* [WHAT THIS TASK INVOLVES]:
Print the stretch of the forum post below from "Going into the" through "for a while!", copying it word for word.

* [READING TEXT]:
Zenthil focuses his search on discovering what classes the victim took, looking through book titles and kept notes.  He's also searching for any personal journals or address books...

"Gee, looks like the typical student housing doesn't it?  I wonder how much this costs to rent."

Going into the kitchen/dining area, Zenthil looks to see if the cupboard is bare or well stocked.

[sblock=ooc]Great news DM!  Congratulations on your newest addition (or is that edition?)!  We'll hang loose for a while!

By the way, do we have any official status as a group?  I agree that breaking and entering with no legal status makes me nervous![/sblock]


----------



## mcnathan80 (Jan 7, 2007)

* [DATASET ENTRIES]:

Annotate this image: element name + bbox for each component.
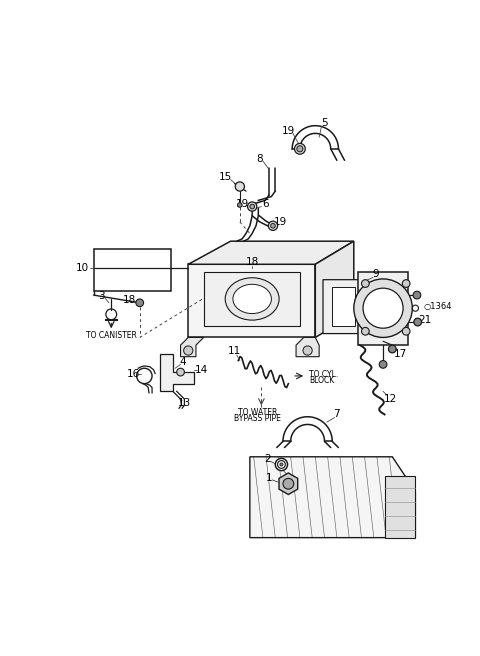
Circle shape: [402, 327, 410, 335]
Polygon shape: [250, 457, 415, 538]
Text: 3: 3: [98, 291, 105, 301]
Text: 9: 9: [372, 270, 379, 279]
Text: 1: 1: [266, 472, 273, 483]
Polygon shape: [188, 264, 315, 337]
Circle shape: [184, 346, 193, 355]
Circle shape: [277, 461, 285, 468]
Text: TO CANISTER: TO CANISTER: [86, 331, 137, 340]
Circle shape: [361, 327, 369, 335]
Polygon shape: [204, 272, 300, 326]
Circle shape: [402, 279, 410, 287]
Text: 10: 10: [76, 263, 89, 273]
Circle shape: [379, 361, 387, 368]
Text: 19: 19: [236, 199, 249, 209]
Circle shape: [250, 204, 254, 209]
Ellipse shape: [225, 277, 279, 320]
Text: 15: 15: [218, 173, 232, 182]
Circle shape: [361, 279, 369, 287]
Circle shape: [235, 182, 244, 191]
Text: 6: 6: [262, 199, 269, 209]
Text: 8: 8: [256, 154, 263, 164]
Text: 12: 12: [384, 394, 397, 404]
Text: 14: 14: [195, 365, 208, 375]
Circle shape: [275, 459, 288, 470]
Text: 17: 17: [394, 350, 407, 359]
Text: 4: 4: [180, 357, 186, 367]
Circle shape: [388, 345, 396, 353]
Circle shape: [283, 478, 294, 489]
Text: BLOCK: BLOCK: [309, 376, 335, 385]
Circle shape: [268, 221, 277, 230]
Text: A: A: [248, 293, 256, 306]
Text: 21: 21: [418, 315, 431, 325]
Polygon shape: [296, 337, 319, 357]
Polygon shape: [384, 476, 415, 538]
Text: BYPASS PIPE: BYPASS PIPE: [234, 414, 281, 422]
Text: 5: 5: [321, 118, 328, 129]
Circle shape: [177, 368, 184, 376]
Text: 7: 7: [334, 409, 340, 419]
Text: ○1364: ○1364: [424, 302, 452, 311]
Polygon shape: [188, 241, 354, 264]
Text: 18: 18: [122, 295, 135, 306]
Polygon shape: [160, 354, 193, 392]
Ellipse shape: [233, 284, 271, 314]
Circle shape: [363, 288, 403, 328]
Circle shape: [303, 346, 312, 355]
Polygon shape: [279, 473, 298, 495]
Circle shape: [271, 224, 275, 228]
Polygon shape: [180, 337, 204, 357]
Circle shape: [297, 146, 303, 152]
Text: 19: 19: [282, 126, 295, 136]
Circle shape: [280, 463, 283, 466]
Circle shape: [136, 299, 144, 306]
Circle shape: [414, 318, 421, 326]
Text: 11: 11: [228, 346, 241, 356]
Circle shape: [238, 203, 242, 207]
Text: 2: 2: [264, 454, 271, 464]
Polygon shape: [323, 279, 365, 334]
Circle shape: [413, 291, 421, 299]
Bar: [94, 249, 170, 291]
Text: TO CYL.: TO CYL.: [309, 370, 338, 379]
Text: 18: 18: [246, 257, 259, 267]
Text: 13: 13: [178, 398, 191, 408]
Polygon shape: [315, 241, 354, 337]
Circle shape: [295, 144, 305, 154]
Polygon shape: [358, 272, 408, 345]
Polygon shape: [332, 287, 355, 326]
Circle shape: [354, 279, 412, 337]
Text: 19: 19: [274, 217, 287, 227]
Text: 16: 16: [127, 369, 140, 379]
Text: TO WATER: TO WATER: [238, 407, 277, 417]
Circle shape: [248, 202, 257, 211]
--
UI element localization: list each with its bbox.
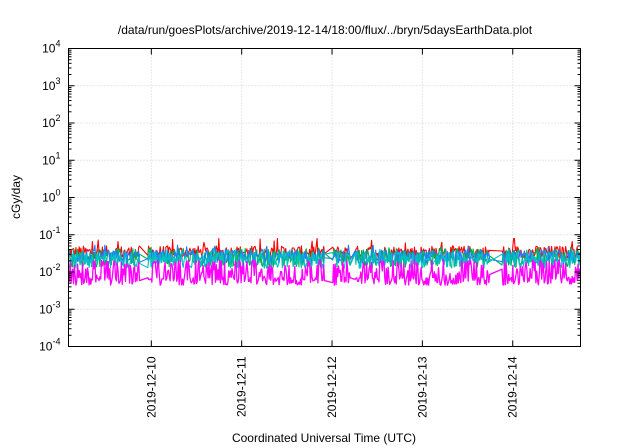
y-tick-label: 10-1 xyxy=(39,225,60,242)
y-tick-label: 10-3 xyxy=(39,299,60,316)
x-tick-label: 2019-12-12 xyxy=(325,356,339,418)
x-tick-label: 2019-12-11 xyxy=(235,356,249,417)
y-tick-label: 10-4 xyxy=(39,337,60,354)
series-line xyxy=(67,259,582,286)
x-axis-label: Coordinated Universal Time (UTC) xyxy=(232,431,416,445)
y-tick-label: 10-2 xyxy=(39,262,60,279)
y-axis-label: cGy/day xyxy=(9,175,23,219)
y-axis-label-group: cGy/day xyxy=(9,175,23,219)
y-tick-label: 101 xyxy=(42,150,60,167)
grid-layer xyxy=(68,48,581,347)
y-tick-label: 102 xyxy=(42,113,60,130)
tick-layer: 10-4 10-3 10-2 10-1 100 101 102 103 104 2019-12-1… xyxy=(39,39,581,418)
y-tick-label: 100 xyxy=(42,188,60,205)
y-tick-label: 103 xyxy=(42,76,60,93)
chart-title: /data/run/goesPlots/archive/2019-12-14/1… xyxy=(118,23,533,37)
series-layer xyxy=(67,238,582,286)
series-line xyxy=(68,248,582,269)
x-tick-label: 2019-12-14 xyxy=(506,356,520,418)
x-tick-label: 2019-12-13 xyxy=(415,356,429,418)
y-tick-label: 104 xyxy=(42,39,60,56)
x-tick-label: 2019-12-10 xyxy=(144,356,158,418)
==
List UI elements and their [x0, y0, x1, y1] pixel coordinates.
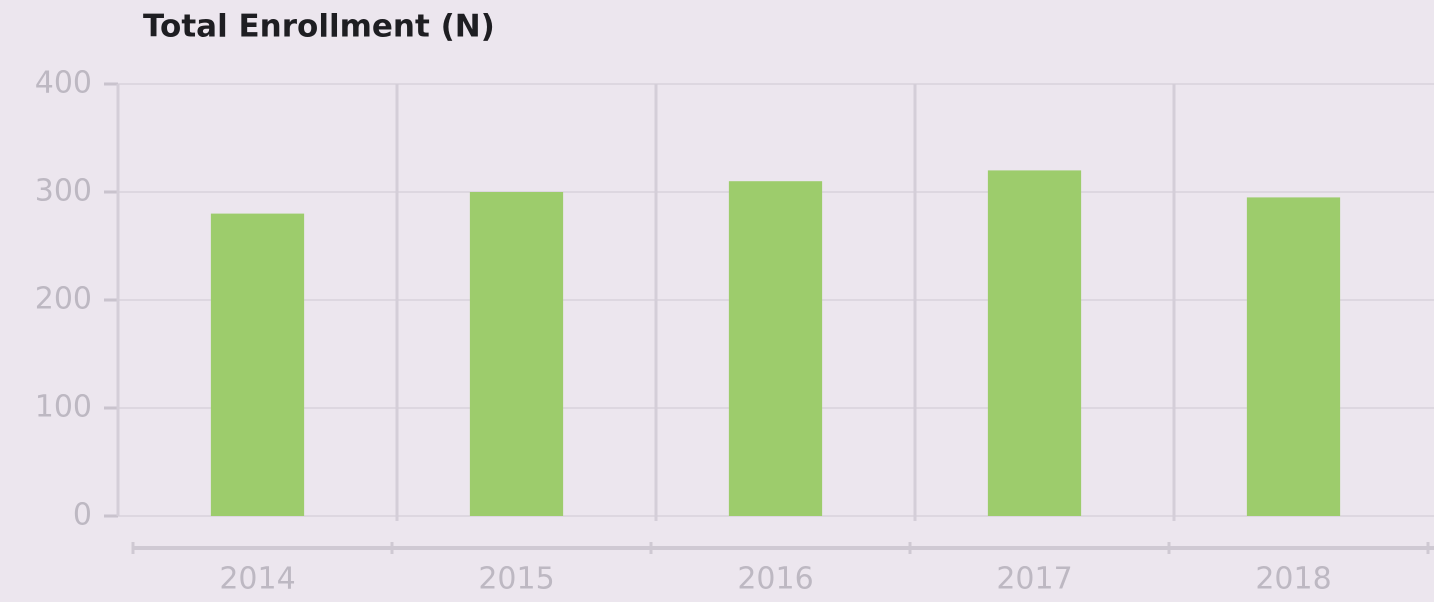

* [PROBLEM SOLUTION]:
Going into the kitchen/dining area, Zenthil looks to see if the cupboard is bare or well stocked.

[sblock=ooc]Great news DM!  Congratulations on your newest addition (or is that edition?)!  We'll hang loose for a while!